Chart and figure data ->
[Start]
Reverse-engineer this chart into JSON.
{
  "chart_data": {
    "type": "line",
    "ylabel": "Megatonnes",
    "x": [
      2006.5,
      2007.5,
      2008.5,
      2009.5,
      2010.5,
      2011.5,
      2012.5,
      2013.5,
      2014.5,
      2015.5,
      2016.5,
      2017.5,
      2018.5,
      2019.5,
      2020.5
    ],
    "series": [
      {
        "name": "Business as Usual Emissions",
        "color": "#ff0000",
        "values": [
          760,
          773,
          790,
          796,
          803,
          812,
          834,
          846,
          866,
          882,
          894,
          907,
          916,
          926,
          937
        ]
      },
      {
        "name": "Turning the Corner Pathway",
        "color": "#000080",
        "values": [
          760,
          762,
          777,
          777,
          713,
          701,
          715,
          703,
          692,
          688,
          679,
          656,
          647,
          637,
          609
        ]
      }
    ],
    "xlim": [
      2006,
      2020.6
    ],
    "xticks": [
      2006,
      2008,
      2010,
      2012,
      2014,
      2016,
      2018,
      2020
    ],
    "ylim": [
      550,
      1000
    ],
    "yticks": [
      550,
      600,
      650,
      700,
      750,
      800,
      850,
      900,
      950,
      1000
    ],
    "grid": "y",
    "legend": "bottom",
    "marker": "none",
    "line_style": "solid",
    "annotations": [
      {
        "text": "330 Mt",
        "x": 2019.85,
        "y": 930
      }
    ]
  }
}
[End]
WORK TO DO -> List each line in the listing that contains the string "name".

WRITTEN SOLUTION ->
        "name": "Business as Usual Emissions",
        "name": "Turning the Corner Pathway",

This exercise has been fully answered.